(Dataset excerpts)

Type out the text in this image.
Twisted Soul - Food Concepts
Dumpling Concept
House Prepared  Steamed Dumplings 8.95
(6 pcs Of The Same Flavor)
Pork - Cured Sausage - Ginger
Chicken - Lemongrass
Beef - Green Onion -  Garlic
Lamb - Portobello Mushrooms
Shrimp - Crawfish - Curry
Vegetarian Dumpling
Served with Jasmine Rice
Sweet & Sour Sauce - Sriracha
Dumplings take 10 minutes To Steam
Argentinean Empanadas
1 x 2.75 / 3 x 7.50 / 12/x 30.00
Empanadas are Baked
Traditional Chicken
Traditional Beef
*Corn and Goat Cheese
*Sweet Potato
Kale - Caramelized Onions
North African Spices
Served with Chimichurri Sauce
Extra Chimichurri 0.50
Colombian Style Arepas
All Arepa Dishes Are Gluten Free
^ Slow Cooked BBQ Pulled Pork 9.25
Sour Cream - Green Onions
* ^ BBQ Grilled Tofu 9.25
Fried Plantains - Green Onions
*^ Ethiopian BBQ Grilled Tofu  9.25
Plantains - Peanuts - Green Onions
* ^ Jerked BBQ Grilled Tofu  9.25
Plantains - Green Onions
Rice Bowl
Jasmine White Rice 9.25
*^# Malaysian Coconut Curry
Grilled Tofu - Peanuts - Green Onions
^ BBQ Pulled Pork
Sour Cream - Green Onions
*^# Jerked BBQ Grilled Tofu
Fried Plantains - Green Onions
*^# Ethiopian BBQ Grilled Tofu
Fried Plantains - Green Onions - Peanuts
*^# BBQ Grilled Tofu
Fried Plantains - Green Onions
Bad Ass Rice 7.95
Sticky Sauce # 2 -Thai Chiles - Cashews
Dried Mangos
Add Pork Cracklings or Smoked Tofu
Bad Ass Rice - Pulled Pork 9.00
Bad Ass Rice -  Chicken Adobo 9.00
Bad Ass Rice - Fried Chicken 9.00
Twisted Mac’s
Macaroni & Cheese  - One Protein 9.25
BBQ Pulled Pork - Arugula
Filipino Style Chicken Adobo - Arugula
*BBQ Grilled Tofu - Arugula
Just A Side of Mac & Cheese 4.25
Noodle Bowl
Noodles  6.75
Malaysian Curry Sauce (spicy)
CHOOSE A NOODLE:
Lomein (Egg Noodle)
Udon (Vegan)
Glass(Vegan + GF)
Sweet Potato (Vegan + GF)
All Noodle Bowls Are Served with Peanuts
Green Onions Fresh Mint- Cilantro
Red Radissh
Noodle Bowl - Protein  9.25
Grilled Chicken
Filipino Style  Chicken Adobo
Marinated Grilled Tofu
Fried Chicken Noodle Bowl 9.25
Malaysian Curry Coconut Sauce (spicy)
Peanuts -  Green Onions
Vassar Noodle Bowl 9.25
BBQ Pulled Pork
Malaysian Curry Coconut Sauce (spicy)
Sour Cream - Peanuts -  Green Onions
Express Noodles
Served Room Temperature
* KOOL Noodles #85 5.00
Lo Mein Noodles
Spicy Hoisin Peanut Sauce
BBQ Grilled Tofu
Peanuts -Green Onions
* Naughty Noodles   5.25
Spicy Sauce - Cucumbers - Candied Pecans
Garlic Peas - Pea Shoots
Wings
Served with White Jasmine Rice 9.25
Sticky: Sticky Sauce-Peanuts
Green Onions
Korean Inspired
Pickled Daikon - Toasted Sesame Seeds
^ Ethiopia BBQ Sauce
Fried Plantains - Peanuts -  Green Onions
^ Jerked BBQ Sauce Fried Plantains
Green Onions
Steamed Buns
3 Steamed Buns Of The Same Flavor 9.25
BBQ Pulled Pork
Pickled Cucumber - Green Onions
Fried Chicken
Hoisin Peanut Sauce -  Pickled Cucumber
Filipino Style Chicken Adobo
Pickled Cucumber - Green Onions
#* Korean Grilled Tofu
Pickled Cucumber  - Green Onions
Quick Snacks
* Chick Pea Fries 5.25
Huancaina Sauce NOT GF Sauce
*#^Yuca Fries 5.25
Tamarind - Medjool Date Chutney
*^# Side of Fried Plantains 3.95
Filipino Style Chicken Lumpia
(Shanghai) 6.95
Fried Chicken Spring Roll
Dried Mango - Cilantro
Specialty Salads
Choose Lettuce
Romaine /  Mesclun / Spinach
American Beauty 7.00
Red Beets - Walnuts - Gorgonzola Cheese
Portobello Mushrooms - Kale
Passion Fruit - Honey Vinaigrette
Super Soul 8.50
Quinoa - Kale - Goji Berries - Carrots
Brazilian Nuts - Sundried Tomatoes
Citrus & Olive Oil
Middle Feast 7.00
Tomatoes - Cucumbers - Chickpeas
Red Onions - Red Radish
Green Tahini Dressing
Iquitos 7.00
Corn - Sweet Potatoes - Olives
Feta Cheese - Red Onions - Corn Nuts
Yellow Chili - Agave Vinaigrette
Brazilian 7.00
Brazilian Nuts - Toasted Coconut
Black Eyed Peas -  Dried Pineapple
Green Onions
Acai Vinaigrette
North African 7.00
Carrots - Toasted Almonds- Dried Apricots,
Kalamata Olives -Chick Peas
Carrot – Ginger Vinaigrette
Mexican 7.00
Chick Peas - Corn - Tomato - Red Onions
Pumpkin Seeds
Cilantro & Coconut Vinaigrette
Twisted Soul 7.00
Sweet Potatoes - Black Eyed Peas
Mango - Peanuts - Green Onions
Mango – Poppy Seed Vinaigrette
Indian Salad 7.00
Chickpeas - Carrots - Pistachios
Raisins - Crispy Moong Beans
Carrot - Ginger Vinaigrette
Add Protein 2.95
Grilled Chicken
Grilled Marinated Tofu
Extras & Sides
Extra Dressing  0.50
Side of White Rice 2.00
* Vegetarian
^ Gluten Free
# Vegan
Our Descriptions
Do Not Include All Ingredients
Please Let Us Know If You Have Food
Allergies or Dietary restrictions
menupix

WORK TASK:
All of the records above are to be returned exactly as they stand.

RESULT OF THIS EXERCISE:
Type out the text in this image.
Twisted Soul - Food Concepts
Dumpling Concept
House Prepared  Steamed Dumplings 8.95
(6 pcs Of The Same Flavor)
Pork - Cured Sausage - Ginger
Chicken - Lemongrass
Beef - Green Onion -  Garlic
Lamb - Portobello Mushrooms
Shrimp - Crawfish - Curry
Vegetarian Dumpling
Served with Jasmine Rice
Sweet & Sour Sauce - Sriracha
Dumplings take 10 minutes To Steam
Argentinean Empanadas
1 x 2.75 / 3 x 7.50 / 12/x 30.00
Empanadas are Baked
Traditional Chicken
Traditional Beef
*Corn and Goat Cheese
*Sweet Potato
Kale - Caramelized Onions
North African Spices
Served with Chimichurri Sauce
Extra Chimichurri 0.50
Colombian Style Arepas
All Arepa Dishes Are Gluten Free
^ Slow Cooked BBQ Pulled Pork 9.25
Sour Cream - Green Onions
* ^ BBQ Grilled Tofu 9.25
Fried Plantains - Green Onions
*^ Ethiopian BBQ Grilled Tofu  9.25
Plantains - Peanuts - Green Onions
* ^ Jerked BBQ Grilled Tofu  9.25
Plantains - Green Onions
Rice Bowl
Jasmine White Rice 9.25
*^# Malaysian Coconut Curry
Grilled Tofu - Peanuts - Green Onions
^ BBQ Pulled Pork
Sour Cream - Green Onions
*^# Jerked BBQ Grilled Tofu
Fried Plantains - Green Onions
*^# Ethiopian BBQ Grilled Tofu
Fried Plantains - Green Onions - Peanuts
*^# BBQ Grilled Tofu
Fried Plantains - Green Onions
Bad Ass Rice 7.95
Sticky Sauce # 2 -Thai Chiles - Cashews
Dried Mangos
Add Pork Cracklings or Smoked Tofu
Bad Ass Rice - Pulled Pork 9.00
Bad Ass Rice -  Chicken Adobo 9.00
Bad Ass Rice - Fried Chicken 9.00
Twisted Mac’s
Macaroni & Cheese  - One Protein 9.25
BBQ Pulled Pork - Arugula
Filipino Style Chicken Adobo - Arugula
*BBQ Grilled Tofu - Arugula
Just A Side of Mac & Cheese 4.25
Noodle Bowl
Noodles  6.75
Malaysian Curry Sauce (spicy)
CHOOSE A NOODLE:
Lomein (Egg Noodle)
Udon (Vegan)
Glass(Vegan + GF)
Sweet Potato (Vegan + GF)
All Noodle Bowls Are Served with Peanuts
Green Onions Fresh Mint- Cilantro
Red Radissh
Noodle Bowl - Protein  9.25
Grilled Chicken
Filipino Style  Chicken Adobo
Marinated Grilled Tofu
Fried Chicken Noodle Bowl 9.25
Malaysian Curry Coconut Sauce (spicy)
Peanuts -  Green Onions
Vassar Noodle Bowl 9.25
BBQ Pulled Pork
Malaysian Curry Coconut Sauce (spicy)
Sour Cream - Peanuts -  Green Onions
Express Noodles
Served Room Temperature
* KOOL Noodles #85 5.00
Lo Mein Noodles
Spicy Hoisin Peanut Sauce
BBQ Grilled Tofu
Peanuts -Green Onions
* Naughty Noodles   5.25
Spicy Sauce - Cucumbers - Candied Pecans
Garlic Peas - Pea Shoots
Wings
Served with White Jasmine Rice 9.25
Sticky: Sticky Sauce-Peanuts
Green Onions
Korean Inspired
Pickled Daikon - Toasted Sesame Seeds
^ Ethiopia BBQ Sauce
Fried Plantains - Peanuts -  Green Onions
^ Jerked BBQ Sauce Fried Plantains
Green Onions
Steamed Buns
3 Steamed Buns Of The Same Flavor 9.25
BBQ Pulled Pork
Pickled Cucumber - Green Onions
Fried Chicken
Hoisin Peanut Sauce -  Pickled Cucumber
Filipino Style Chicken Adobo
Pickled Cucumber - Green Onions
#* Korean Grilled Tofu
Pickled Cucumber  - Green Onions
Quick Snacks
* Chick Pea Fries 5.25
Huancaina Sauce NOT GF Sauce
*#^Yuca Fries 5.25
Tamarind - Medjool Date Chutney
*^# Side of Fried Plantains 3.95
Filipino Style Chicken Lumpia
(Shanghai) 6.95
Fried Chicken Spring Roll
Dried Mango - Cilantro
Specialty Salads
Choose Lettuce
Romaine /  Mesclun / Spinach
American Beauty 7.00
Red Beets - Walnuts - Gorgonzola Cheese
Portobello Mushrooms - Kale
Passion Fruit - Honey Vinaigrette
Super Soul 8.50
Quinoa - Kale - Goji Berries - Carrots
Brazilian Nuts - Sundried Tomatoes
Citrus & Olive Oil
Middle Feast 7.00
Tomatoes - Cucumbers - Chickpeas
Red Onions - Red Radish
Green Tahini Dressing
Iquitos 7.00
Corn - Sweet Potatoes - Olives
Feta Cheese - Red Onions - Corn Nuts
Yellow Chili - Agave Vinaigrette
Brazilian 7.00
Brazilian Nuts - Toasted Coconut
Black Eyed Peas -  Dried Pineapple
Green Onions
Acai Vinaigrette
North African 7.00
Carrots - Toasted Almonds- Dried Apricots,
Kalamata Olives -Chick Peas
Carrot – Ginger Vinaigrette
Mexican 7.00
Chick Peas - Corn - Tomato - Red Onions
Pumpkin Seeds
Cilantro & Coconut Vinaigrette
Twisted Soul 7.00
Sweet Potatoes - Black Eyed Peas
Mango - Peanuts - Green Onions
Mango – Poppy Seed Vinaigrette
Indian Salad 7.00
Chickpeas - Carrots - Pistachios
Raisins - Crispy Moong Beans
Carrot - Ginger Vinaigrette
Add Protein 2.95
Grilled Chicken
Grilled Marinated Tofu
Extras & Sides
Extra Dressing  0.50
Side of White Rice 2.00
* Vegetarian
^ Gluten Free
# Vegan
Our Descriptions
Do Not Include All Ingredients
Please Let Us Know If You Have Food
Allergies or Dietary restrictions
menupix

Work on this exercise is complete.